* [Exercise instructions]: Copy each of the following rows character for character, leaving none out.

* [Supplied records]:
* * * * *

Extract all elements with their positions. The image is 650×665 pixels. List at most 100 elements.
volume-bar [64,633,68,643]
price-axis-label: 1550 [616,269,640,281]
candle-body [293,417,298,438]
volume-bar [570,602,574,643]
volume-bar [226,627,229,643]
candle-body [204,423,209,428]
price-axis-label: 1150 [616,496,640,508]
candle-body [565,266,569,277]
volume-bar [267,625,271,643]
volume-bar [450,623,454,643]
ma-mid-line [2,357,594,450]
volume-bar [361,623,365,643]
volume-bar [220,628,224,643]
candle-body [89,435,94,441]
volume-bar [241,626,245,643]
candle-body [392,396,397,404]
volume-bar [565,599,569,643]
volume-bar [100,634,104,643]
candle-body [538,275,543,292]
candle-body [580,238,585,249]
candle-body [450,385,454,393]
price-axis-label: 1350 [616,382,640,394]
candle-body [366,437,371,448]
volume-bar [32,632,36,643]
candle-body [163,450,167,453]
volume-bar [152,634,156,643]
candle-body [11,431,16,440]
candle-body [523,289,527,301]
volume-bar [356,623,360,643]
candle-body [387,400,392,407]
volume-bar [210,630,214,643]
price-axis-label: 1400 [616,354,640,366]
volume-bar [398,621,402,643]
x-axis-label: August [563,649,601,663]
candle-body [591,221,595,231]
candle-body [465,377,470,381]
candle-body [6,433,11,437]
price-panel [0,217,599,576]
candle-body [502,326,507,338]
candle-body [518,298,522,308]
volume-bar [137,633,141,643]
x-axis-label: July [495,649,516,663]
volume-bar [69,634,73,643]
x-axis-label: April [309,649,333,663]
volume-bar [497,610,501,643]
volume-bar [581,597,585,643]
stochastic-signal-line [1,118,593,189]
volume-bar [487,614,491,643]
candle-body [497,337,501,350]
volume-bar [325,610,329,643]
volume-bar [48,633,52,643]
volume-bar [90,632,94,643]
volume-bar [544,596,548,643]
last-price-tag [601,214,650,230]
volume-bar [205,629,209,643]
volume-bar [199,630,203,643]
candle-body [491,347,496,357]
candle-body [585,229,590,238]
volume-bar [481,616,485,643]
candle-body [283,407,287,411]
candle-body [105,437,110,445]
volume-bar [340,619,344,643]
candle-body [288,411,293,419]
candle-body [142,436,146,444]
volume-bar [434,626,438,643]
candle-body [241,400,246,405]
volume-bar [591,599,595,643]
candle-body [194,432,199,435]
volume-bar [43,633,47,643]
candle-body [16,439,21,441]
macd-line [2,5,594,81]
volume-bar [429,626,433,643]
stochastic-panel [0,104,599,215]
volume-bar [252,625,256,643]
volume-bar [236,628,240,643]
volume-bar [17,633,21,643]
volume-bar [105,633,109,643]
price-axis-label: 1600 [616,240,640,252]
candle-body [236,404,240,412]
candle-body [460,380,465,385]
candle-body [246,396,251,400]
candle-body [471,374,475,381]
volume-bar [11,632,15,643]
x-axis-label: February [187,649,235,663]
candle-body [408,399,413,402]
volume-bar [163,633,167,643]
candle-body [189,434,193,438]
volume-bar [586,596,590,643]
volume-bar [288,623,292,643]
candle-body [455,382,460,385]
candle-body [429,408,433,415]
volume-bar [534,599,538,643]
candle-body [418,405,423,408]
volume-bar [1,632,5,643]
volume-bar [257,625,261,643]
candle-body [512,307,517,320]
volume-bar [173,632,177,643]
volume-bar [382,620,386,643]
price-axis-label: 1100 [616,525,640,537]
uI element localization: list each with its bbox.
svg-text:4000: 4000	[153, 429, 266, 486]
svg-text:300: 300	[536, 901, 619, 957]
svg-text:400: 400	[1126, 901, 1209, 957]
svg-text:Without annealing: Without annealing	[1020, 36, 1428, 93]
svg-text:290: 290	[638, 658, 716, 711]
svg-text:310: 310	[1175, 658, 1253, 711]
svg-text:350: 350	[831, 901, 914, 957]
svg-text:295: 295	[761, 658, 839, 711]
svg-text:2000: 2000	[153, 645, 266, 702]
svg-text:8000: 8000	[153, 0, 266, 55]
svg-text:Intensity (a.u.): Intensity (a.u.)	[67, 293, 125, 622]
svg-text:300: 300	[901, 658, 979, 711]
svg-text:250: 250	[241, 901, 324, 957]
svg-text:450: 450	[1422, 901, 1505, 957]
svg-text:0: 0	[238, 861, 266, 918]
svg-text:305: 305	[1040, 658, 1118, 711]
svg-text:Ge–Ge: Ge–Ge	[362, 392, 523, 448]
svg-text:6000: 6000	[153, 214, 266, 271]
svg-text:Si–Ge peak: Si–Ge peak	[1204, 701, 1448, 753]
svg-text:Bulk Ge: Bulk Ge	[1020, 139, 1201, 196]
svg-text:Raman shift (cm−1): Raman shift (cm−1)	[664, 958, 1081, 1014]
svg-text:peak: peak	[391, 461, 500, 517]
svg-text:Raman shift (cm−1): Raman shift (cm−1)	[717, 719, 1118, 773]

* * * * *

* [Answer below]:
Extract all elements with their positions. The image is 650×665 pixels. List at most 100 elements.
volume-bar [64,633,68,643]
price-axis-label: 1550 [616,269,640,281]
candle-body [293,417,298,438]
volume-bar [570,602,574,643]
volume-bar [226,627,229,643]
candle-body [204,423,209,428]
price-axis-label: 1150 [616,496,640,508]
candle-body [565,266,569,277]
volume-bar [267,625,271,643]
volume-bar [450,623,454,643]
ma-mid-line [2,357,594,450]
volume-bar [361,623,365,643]
volume-bar [220,628,224,643]
candle-body [89,435,94,441]
volume-bar [241,626,245,643]
candle-body [392,396,397,404]
volume-bar [565,599,569,643]
volume-bar [100,634,104,643]
candle-body [538,275,543,292]
candle-body [580,238,585,249]
candle-body [450,385,454,393]
price-axis-label: 1350 [616,382,640,394]
candle-body [366,437,371,448]
volume-bar [32,632,36,643]
candle-body [163,450,167,453]
volume-bar [152,634,156,643]
candle-body [11,431,16,440]
candle-body [523,289,527,301]
volume-bar [356,623,360,643]
candle-body [387,400,392,407]
volume-bar [210,630,214,643]
price-axis-label: 1400 [616,354,640,366]
volume-bar [398,621,402,643]
x-axis-label: August [563,649,601,663]
candle-body [591,221,595,231]
candle-body [465,377,470,381]
candle-body [6,433,11,437]
price-panel [0,217,599,576]
candle-body [502,326,507,338]
candle-body [518,298,522,308]
volume-bar [137,633,141,643]
x-axis-label: July [495,649,516,663]
volume-bar [69,634,73,643]
x-axis-label: April [309,649,333,663]
volume-bar [497,610,501,643]
volume-bar [581,597,585,643]
stochastic-signal-line [1,118,593,189]
volume-bar [487,614,491,643]
candle-body [497,337,501,350]
volume-bar [325,610,329,643]
volume-bar [48,633,52,643]
volume-bar [90,632,94,643]
volume-bar [544,596,548,643]
last-price-tag [601,214,650,230]
volume-bar [205,629,209,643]
volume-bar [199,630,203,643]
candle-body [491,347,496,357]
candle-body [585,229,590,238]
volume-bar [481,616,485,643]
candle-body [283,407,287,411]
candle-body [105,437,110,445]
volume-bar [340,619,344,643]
candle-body [288,411,293,419]
candle-body [142,436,146,444]
volume-bar [434,626,438,643]
candle-body [241,400,246,405]
volume-bar [591,599,595,643]
candle-body [194,432,199,435]
volume-bar [43,633,47,643]
candle-body [16,439,21,441]
macd-line [2,5,594,81]
volume-bar [429,626,433,643]
stochastic-panel [0,104,599,215]
volume-bar [252,625,256,643]
volume-bar [236,628,240,643]
volume-bar [17,633,21,643]
volume-bar [105,633,109,643]
price-axis-label: 1600 [616,240,640,252]
candle-body [236,404,240,412]
candle-body [460,380,465,385]
candle-body [246,396,251,400]
candle-body [471,374,475,381]
volume-bar [11,632,15,643]
x-axis-label: February [187,649,235,663]
candle-body [408,399,413,402]
volume-bar [163,633,167,643]
candle-body [189,434,193,438]
volume-bar [586,596,590,643]
volume-bar [288,623,292,643]
candle-body [455,382,460,385]
candle-body [429,408,433,415]
volume-bar [534,599,538,643]
candle-body [418,405,423,408]
volume-bar [1,632,5,643]
volume-bar [257,625,261,643]
candle-body [512,307,517,320]
volume-bar [173,632,177,643]
volume-bar [382,620,386,643]
price-axis-label: 1100 [616,525,640,537]
uI element localization: list each with its bbox.
svg-text:4000: 4000	[153, 429, 266, 486]
svg-text:300: 300	[536, 901, 619, 957]
svg-text:400: 400	[1126, 901, 1209, 957]
svg-text:Without annealing: Without annealing	[1020, 36, 1428, 93]
svg-text:290: 290	[638, 658, 716, 711]
svg-text:310: 310	[1175, 658, 1253, 711]
svg-text:350: 350	[831, 901, 914, 957]
svg-text:295: 295	[761, 658, 839, 711]
svg-text:2000: 2000	[153, 645, 266, 702]
svg-text:8000: 8000	[153, 0, 266, 55]
svg-text:Intensity (a.u.): Intensity (a.u.)	[67, 293, 125, 622]
svg-text:300: 300	[901, 658, 979, 711]
svg-text:250: 250	[241, 901, 324, 957]
svg-text:450: 450	[1422, 901, 1505, 957]
svg-text:0: 0	[238, 861, 266, 918]
svg-text:305: 305	[1040, 658, 1118, 711]
svg-text:Ge–Ge: Ge–Ge	[362, 392, 523, 448]
svg-text:6000: 6000	[153, 214, 266, 271]
svg-text:Si–Ge peak: Si–Ge peak	[1204, 701, 1448, 753]
svg-text:Bulk Ge: Bulk Ge	[1020, 139, 1201, 196]
svg-text:Raman shift (cm−1): Raman shift (cm−1)	[664, 958, 1081, 1014]
svg-text:peak: peak	[391, 461, 500, 517]
svg-text:Raman shift (cm−1): Raman shift (cm−1)	[717, 719, 1118, 773]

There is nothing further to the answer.